### [GOAL OF THE EXERCISE]
Leave out any pictures and transcribe all other data below exactly.

━━━━━ INFORMATION GIVEN ━━━━━

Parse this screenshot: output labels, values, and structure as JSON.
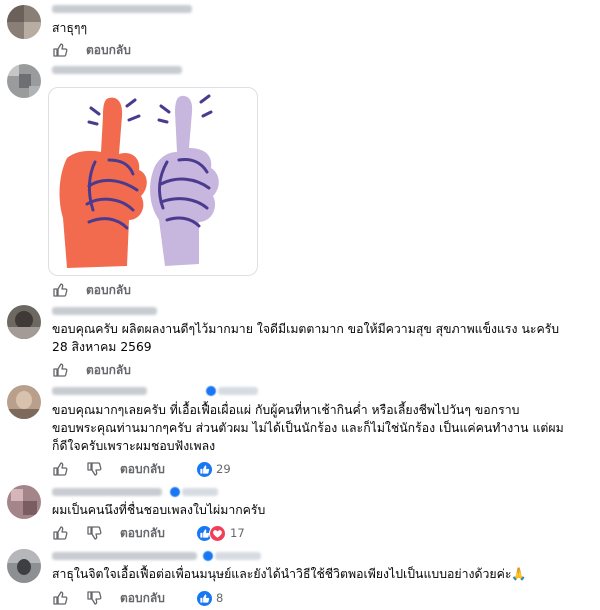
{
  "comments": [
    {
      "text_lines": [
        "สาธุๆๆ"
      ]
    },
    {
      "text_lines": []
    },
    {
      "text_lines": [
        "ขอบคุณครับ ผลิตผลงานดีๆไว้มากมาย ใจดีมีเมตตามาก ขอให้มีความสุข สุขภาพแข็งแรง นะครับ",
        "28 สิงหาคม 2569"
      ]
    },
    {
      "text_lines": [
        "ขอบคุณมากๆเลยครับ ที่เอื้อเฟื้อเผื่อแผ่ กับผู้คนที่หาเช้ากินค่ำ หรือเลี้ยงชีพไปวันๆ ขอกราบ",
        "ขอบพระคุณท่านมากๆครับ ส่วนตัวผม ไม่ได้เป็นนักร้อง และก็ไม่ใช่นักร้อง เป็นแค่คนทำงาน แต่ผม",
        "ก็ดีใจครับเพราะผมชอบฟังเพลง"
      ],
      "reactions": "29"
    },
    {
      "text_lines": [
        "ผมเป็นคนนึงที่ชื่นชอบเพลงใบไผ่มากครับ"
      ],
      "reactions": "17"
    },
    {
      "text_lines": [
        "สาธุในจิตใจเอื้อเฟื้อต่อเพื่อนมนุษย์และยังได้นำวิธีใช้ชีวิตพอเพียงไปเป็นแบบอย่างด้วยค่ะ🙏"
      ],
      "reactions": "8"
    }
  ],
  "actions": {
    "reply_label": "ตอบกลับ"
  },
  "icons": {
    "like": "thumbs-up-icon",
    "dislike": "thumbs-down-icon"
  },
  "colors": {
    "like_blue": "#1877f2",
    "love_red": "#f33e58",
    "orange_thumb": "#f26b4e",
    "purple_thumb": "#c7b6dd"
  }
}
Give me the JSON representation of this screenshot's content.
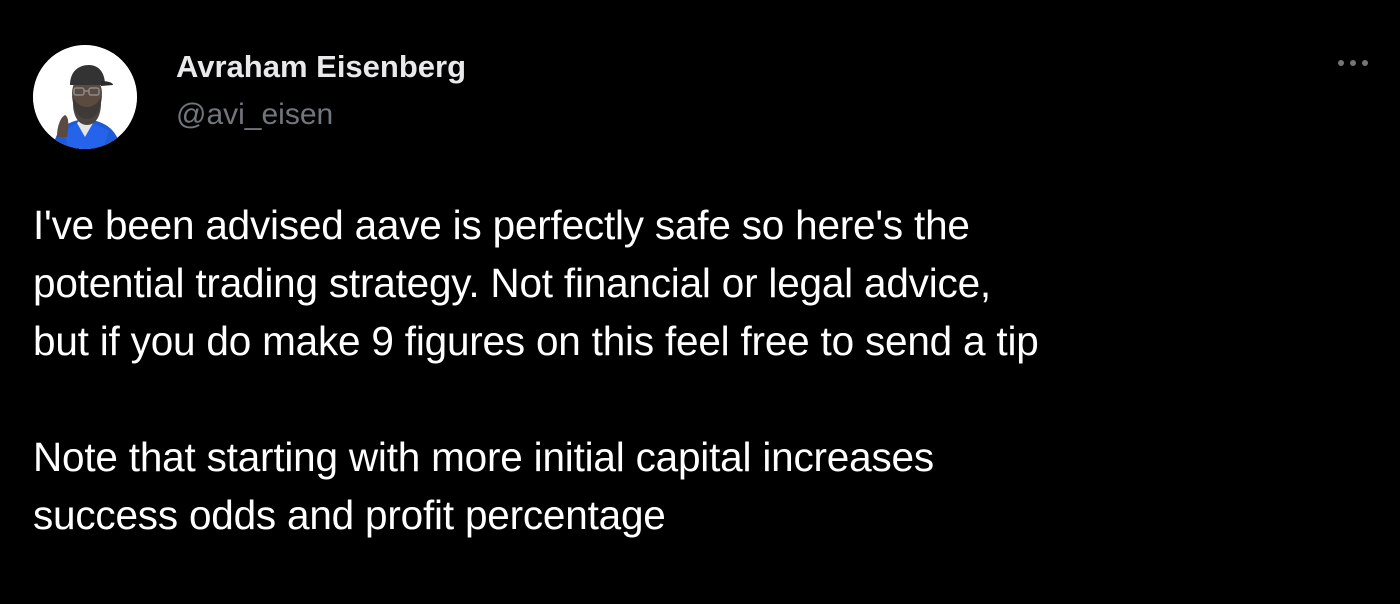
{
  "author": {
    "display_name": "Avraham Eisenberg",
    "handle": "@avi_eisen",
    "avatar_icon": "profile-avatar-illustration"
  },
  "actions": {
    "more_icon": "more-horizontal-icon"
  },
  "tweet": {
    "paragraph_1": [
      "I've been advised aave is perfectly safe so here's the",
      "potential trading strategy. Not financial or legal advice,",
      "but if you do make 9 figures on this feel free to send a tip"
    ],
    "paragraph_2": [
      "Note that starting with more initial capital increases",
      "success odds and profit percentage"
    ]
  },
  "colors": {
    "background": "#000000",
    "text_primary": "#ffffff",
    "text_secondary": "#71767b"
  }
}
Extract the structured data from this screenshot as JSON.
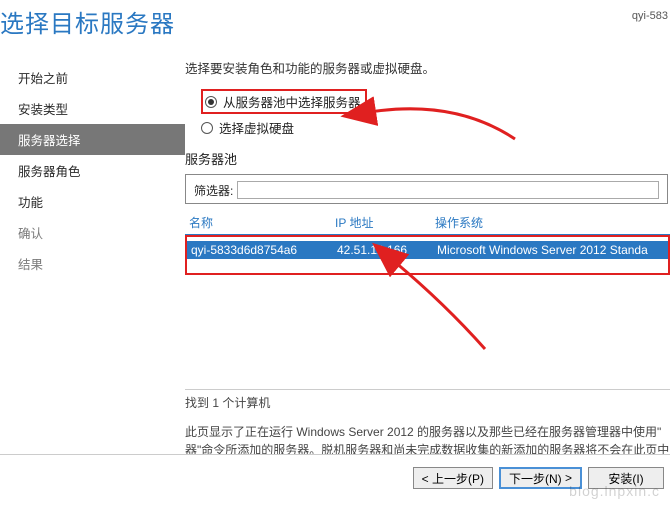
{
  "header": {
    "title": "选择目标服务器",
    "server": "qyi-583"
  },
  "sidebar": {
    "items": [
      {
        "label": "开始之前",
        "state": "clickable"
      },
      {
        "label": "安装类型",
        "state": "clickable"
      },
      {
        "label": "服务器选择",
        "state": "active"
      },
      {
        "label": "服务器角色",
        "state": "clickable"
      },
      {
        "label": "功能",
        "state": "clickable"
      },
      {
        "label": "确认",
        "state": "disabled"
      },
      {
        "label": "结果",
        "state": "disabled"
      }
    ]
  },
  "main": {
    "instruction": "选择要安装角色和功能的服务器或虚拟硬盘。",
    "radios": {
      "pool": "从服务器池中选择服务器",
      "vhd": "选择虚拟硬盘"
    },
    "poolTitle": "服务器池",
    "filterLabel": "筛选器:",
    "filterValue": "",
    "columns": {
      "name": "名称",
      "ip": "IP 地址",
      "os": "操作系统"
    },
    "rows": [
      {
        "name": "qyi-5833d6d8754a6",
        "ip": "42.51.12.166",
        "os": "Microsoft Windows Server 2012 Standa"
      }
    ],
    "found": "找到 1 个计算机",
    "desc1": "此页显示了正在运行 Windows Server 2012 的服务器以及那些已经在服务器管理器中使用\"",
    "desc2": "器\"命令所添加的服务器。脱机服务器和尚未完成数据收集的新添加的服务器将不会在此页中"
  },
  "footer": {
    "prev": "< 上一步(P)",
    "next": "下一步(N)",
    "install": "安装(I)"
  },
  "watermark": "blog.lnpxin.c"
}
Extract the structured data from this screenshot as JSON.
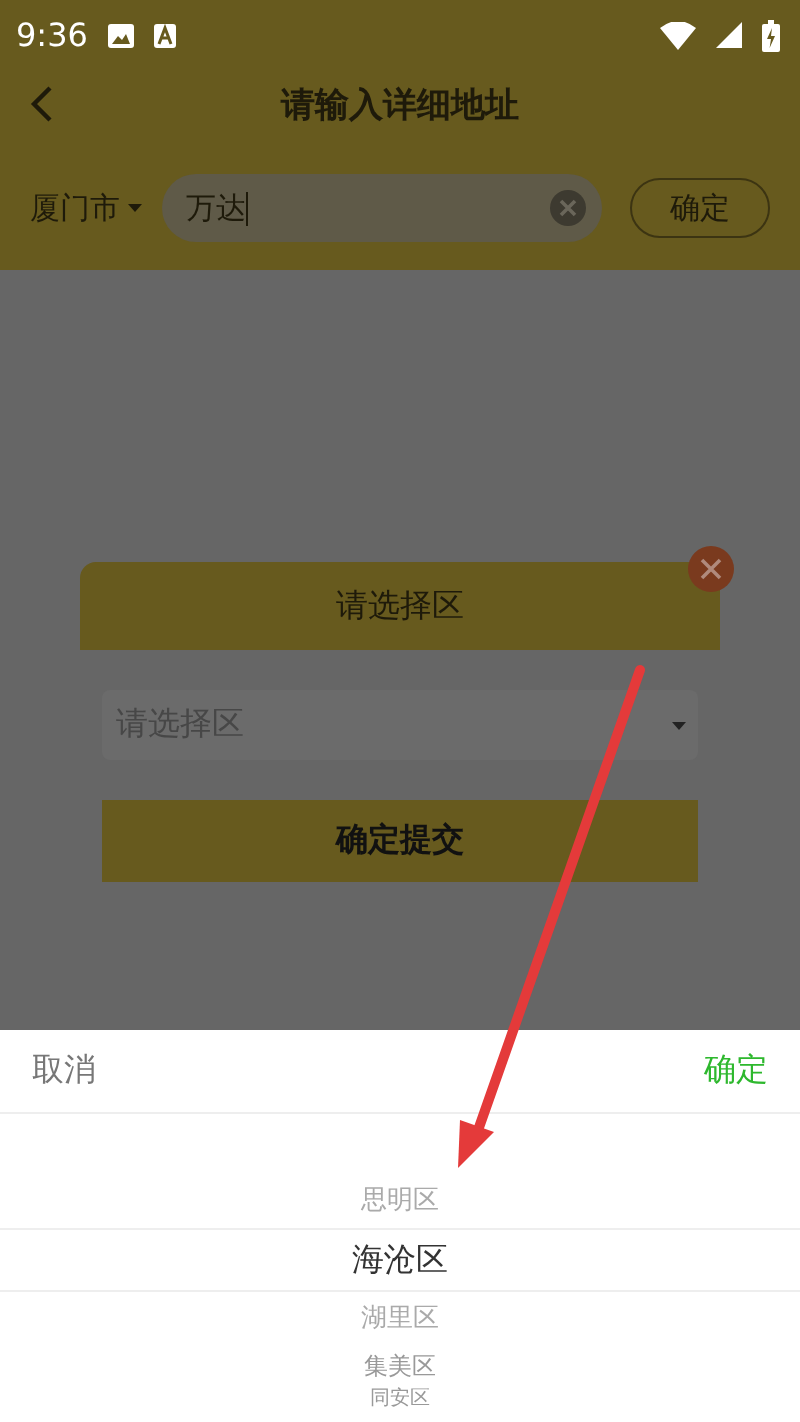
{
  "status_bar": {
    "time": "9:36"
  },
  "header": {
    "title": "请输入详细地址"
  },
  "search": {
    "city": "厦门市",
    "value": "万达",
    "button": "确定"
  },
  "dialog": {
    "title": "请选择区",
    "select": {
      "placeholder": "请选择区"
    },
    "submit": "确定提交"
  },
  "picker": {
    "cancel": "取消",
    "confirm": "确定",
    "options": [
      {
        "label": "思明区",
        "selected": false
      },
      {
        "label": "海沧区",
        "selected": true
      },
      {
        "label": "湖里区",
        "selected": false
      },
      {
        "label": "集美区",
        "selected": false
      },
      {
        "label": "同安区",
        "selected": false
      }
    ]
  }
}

━━━━━

### [SOLUTION FOR THIS TASK]
Parse this screenshot: output labels, values, and structure as JSON.
{
  "comments": [
    {
      "text_lines": [
        "สาธุๆๆ"
      ]
    },
    {
      "text_lines": []
    },
    {
      "text_lines": [
        "ขอบคุณครับ ผลิตผลงานดีๆไว้มากมาย ใจดีมีเมตตามาก ขอให้มีความสุข สุขภาพแข็งแรง นะครับ",
        "28 สิงหาคม 2569"
      ]
    },
    {
      "text_lines": [
        "ขอบคุณมากๆเลยครับ ที่เอื้อเฟื้อเผื่อแผ่ กับผู้คนที่หาเช้ากินค่ำ หรือเลี้ยงชีพไปวันๆ ขอกราบ",
        "ขอบพระคุณท่านมากๆครับ ส่วนตัวผม ไม่ได้เป็นนักร้อง และก็ไม่ใช่นักร้อง เป็นแค่คนทำงาน แต่ผม",
        "ก็ดีใจครับเพราะผมชอบฟังเพลง"
      ],
      "reactions": "29"
    },
    {
      "text_lines": [
        "ผมเป็นคนนึงที่ชื่นชอบเพลงใบไผ่มากครับ"
      ],
      "reactions": "17"
    },
    {
      "text_lines": [
        "สาธุในจิตใจเอื้อเฟื้อต่อเพื่อนมนุษย์และยังได้นำวิธีใช้ชีวิตพอเพียงไปเป็นแบบอย่างด้วยค่ะ🙏"
      ],
      "reactions": "8"
    }
  ],
  "actions": {
    "reply_label": "ตอบกลับ"
  },
  "icons": {
    "like": "thumbs-up-icon",
    "dislike": "thumbs-down-icon"
  },
  "colors": {
    "like_blue": "#1877f2",
    "love_red": "#f33e58",
    "orange_thumb": "#f26b4e",
    "purple_thumb": "#c7b6dd"
  }
}
Give me the JSON representation of this screenshot's content.
{
  "author": {
    "display_name": "Avraham Eisenberg",
    "handle": "@avi_eisen",
    "avatar_icon": "profile-avatar-illustration"
  },
  "actions": {
    "more_icon": "more-horizontal-icon"
  },
  "tweet": {
    "paragraph_1": [
      "I've been advised aave is perfectly safe so here's the",
      "potential trading strategy. Not financial or legal advice,",
      "but if you do make 9 figures on this feel free to send a tip"
    ],
    "paragraph_2": [
      "Note that starting with more initial capital increases",
      "success odds and profit percentage"
    ]
  },
  "colors": {
    "background": "#000000",
    "text_primary": "#ffffff",
    "text_secondary": "#71767b"
  }
}
Extract the structured data from this screenshot as JSON.
{
  "header": {
    "title": "选择目标服务器",
    "server": "qyi-583"
  },
  "sidebar": {
    "items": [
      {
        "label": "开始之前",
        "state": "clickable"
      },
      {
        "label": "安装类型",
        "state": "clickable"
      },
      {
        "label": "服务器选择",
        "state": "active"
      },
      {
        "label": "服务器角色",
        "state": "clickable"
      },
      {
        "label": "功能",
        "state": "clickable"
      },
      {
        "label": "确认",
        "state": "disabled"
      },
      {
        "label": "结果",
        "state": "disabled"
      }
    ]
  },
  "main": {
    "instruction": "选择要安装角色和功能的服务器或虚拟硬盘。",
    "radios": {
      "pool": "从服务器池中选择服务器",
      "vhd": "选择虚拟硬盘"
    },
    "poolTitle": "服务器池",
    "filterLabel": "筛选器:",
    "filterValue": "",
    "columns": {
      "name": "名称",
      "ip": "IP 地址",
      "os": "操作系统"
    },
    "rows": [
      {
        "name": "qyi-5833d6d8754a6",
        "ip": "42.51.12.166",
        "os": "Microsoft Windows Server 2012 Standa"
      }
    ],
    "found": "找到 1 个计算机",
    "desc1": "此页显示了正在运行 Windows Server 2012 的服务器以及那些已经在服务器管理器中使用\"",
    "desc2": "器\"命令所添加的服务器。脱机服务器和尚未完成数据收集的新添加的服务器将不会在此页中"
  },
  "footer": {
    "prev": "< 上一步(P)",
    "next": "下一步(N)",
    "install": "安装(I)"
  },
  "watermark": "blog.lnpxin.c"
}
Extract the structured data from this screenshot as JSON.
{
  "status_bar": {
    "time": "9:36"
  },
  "header": {
    "title": "请输入详细地址"
  },
  "search": {
    "city": "厦门市",
    "value": "万达",
    "button": "确定"
  },
  "dialog": {
    "title": "请选择区",
    "select": {
      "placeholder": "请选择区"
    },
    "submit": "确定提交"
  },
  "picker": {
    "cancel": "取消",
    "confirm": "确定",
    "options": [
      {
        "label": "思明区",
        "selected": false
      },
      {
        "label": "海沧区",
        "selected": true
      },
      {
        "label": "湖里区",
        "selected": false
      },
      {
        "label": "集美区",
        "selected": false
      },
      {
        "label": "同安区",
        "selected": false
      }
    ]
  }
}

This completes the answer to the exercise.